# Problem statement
Copy out each line that mentions the word "document".

· · · · · · ·

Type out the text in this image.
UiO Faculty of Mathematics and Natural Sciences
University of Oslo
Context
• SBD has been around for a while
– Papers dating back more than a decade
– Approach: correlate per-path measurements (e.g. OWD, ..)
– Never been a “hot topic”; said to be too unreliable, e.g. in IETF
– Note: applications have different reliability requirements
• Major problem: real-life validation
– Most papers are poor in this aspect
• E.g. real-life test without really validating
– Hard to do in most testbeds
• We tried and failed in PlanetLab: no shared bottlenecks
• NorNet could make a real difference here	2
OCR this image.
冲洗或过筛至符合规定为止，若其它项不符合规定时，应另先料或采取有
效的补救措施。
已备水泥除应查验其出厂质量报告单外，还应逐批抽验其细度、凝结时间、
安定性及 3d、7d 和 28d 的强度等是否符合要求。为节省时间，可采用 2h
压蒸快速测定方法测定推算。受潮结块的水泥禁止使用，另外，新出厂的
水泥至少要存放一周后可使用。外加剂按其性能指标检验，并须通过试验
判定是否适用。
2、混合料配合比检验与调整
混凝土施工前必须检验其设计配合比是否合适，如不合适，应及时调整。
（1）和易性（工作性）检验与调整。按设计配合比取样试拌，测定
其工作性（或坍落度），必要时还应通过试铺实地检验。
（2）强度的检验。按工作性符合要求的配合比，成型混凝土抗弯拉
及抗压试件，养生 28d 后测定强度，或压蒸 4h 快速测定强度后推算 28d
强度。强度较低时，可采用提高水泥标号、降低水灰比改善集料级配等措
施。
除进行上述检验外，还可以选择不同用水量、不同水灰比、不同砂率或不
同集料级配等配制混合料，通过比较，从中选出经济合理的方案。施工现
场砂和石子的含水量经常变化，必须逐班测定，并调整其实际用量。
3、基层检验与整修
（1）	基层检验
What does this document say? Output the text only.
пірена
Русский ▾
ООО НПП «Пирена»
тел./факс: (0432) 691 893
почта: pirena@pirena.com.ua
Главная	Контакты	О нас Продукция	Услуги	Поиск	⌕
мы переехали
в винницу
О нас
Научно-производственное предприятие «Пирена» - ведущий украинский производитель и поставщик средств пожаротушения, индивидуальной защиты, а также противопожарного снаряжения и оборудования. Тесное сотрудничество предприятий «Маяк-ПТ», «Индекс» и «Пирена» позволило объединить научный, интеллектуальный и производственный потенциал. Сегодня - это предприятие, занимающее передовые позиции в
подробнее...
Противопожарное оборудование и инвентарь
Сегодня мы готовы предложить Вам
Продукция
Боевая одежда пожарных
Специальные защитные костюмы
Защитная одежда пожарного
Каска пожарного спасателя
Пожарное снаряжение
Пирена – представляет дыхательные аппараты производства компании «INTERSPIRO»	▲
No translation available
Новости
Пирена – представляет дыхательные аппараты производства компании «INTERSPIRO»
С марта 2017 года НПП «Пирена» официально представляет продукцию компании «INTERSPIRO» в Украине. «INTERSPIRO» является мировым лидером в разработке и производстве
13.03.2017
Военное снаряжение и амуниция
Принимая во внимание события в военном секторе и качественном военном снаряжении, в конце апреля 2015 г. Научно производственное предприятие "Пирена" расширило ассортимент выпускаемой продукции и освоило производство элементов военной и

· · · · · · ·

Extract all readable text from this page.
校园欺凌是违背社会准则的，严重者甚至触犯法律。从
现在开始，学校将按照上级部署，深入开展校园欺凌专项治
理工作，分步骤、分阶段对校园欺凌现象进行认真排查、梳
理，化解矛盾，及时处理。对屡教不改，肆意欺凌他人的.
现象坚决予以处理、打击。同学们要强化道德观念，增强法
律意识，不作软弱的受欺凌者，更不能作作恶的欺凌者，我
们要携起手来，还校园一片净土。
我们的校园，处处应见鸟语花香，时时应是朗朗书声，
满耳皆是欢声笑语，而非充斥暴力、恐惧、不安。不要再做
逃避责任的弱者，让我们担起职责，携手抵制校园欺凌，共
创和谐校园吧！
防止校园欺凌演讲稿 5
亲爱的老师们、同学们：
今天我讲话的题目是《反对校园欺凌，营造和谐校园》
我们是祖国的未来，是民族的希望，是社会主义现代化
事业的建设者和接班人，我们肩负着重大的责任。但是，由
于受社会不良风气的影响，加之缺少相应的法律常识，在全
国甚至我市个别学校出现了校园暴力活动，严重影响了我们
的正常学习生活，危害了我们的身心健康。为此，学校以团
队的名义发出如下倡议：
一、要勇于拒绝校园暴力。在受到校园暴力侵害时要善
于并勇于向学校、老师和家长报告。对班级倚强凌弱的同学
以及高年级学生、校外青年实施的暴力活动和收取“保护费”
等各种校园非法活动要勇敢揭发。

· · · · · · ·

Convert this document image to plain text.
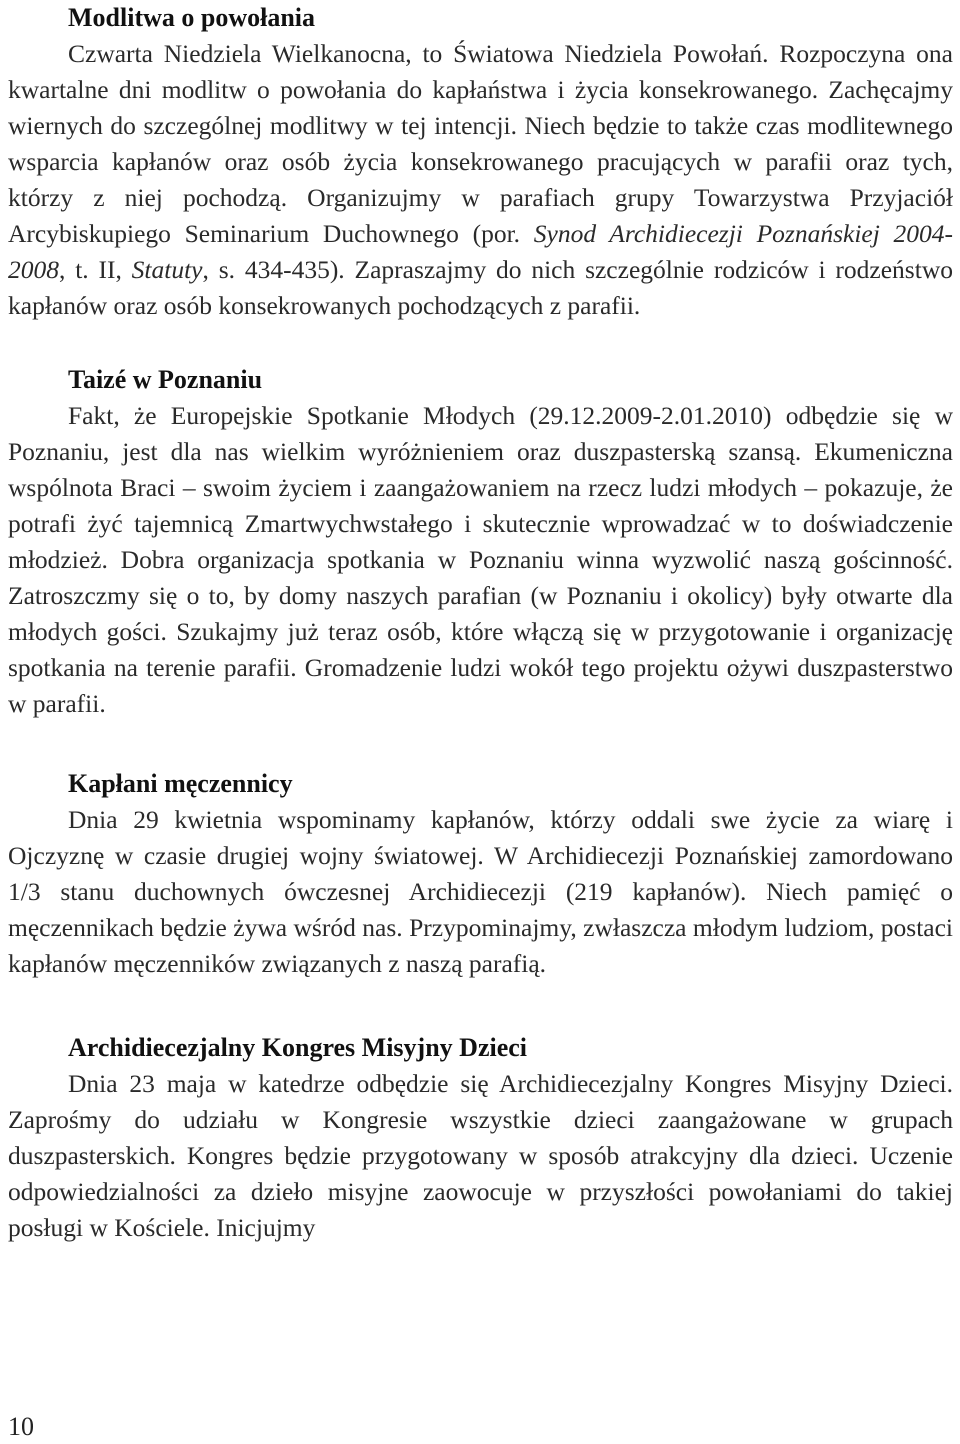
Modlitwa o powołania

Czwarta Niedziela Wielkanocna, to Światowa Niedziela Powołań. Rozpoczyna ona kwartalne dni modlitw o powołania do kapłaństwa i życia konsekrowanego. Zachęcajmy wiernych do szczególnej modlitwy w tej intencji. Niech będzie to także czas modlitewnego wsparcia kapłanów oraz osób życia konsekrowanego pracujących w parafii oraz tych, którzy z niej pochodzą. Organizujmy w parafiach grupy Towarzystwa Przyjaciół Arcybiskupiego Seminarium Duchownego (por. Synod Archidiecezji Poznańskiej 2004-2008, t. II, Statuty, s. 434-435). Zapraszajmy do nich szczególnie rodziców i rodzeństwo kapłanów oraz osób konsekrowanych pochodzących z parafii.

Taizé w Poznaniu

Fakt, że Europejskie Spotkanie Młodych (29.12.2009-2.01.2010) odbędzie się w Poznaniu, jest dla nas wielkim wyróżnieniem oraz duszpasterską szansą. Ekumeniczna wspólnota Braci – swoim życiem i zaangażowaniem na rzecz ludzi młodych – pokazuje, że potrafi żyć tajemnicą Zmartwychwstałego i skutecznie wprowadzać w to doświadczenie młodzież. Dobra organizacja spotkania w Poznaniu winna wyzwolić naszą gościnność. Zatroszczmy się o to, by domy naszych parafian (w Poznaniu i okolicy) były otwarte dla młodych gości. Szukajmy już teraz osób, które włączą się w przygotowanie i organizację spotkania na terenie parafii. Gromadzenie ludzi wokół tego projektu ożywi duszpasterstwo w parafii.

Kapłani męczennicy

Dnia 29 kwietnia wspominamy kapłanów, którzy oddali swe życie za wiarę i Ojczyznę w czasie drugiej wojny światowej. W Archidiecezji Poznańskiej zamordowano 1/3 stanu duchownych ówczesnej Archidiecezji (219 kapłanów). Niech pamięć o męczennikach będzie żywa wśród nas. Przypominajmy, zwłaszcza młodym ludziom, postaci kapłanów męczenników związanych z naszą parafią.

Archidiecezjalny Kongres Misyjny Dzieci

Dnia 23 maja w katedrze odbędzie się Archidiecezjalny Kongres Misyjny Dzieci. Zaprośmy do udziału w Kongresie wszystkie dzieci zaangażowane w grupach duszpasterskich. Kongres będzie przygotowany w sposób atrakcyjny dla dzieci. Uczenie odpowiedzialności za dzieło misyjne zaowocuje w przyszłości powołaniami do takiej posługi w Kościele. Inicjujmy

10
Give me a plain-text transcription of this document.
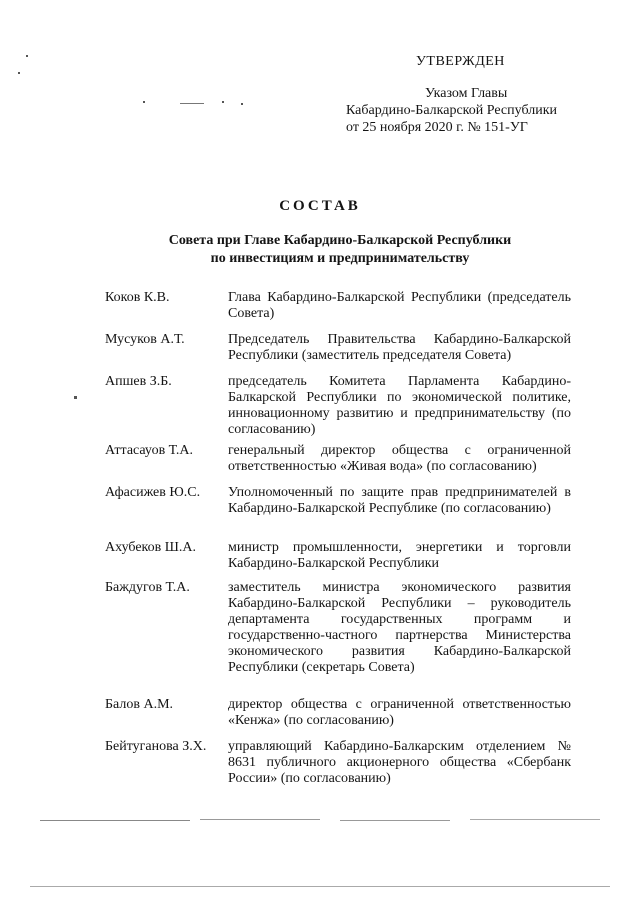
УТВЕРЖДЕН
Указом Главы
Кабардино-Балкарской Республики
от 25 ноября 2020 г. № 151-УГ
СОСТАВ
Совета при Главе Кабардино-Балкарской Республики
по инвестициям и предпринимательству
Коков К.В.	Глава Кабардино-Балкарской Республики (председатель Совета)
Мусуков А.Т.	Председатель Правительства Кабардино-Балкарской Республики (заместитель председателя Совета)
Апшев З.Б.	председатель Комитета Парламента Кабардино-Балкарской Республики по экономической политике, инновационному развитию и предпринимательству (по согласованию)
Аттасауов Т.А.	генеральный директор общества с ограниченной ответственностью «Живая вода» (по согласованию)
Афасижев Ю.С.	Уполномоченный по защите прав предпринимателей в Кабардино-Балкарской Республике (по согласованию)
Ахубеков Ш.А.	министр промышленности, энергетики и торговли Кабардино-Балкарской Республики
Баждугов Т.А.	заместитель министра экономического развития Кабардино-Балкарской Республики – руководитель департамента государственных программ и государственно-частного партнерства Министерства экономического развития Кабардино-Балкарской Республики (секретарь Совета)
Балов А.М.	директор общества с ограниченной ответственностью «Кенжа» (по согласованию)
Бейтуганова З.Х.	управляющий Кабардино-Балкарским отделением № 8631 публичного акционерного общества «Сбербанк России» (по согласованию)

· · · · · · ·

# Output
What does this document say? Output the text only.
Convert this document image to plain text.
Give me a plain-text transcription of this document.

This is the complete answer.